(Records from a dataset)
═══

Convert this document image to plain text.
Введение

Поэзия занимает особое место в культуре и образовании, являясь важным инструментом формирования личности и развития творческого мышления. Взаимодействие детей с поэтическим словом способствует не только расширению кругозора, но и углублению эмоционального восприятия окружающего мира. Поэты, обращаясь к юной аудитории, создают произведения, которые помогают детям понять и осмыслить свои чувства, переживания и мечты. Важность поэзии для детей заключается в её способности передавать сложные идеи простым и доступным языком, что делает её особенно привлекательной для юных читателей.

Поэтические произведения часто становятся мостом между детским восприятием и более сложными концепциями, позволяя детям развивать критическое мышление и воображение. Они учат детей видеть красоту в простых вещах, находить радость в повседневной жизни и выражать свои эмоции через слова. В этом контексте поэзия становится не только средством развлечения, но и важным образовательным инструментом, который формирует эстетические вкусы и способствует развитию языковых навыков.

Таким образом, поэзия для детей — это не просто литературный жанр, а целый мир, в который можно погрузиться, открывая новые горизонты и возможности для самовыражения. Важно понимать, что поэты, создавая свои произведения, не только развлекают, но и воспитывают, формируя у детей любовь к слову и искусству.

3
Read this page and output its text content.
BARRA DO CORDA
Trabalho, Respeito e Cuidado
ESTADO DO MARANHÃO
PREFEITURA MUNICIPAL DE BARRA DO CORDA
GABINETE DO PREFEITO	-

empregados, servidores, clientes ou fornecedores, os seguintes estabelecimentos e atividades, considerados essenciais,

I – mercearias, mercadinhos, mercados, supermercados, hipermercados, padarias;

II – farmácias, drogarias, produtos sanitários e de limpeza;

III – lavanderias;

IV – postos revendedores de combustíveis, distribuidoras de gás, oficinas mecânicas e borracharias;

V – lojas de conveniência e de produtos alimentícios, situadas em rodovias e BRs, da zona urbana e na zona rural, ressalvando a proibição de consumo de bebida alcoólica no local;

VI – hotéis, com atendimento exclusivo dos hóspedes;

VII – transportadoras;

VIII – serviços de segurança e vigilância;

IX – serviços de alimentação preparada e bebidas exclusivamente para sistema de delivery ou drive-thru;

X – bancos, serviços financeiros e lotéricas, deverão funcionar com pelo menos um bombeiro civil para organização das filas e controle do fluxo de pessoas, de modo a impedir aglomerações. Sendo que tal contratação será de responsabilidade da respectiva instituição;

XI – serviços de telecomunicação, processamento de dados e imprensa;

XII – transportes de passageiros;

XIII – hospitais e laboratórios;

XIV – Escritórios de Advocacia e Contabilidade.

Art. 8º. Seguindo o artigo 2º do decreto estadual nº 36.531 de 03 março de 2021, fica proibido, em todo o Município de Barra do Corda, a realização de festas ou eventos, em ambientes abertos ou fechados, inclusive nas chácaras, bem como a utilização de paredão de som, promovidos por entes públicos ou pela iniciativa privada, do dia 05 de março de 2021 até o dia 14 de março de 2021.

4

═══

◆ Exercise goal ◆
Count how many lines above carry the word "text". Only the number is required.

◆ The solution ◆
2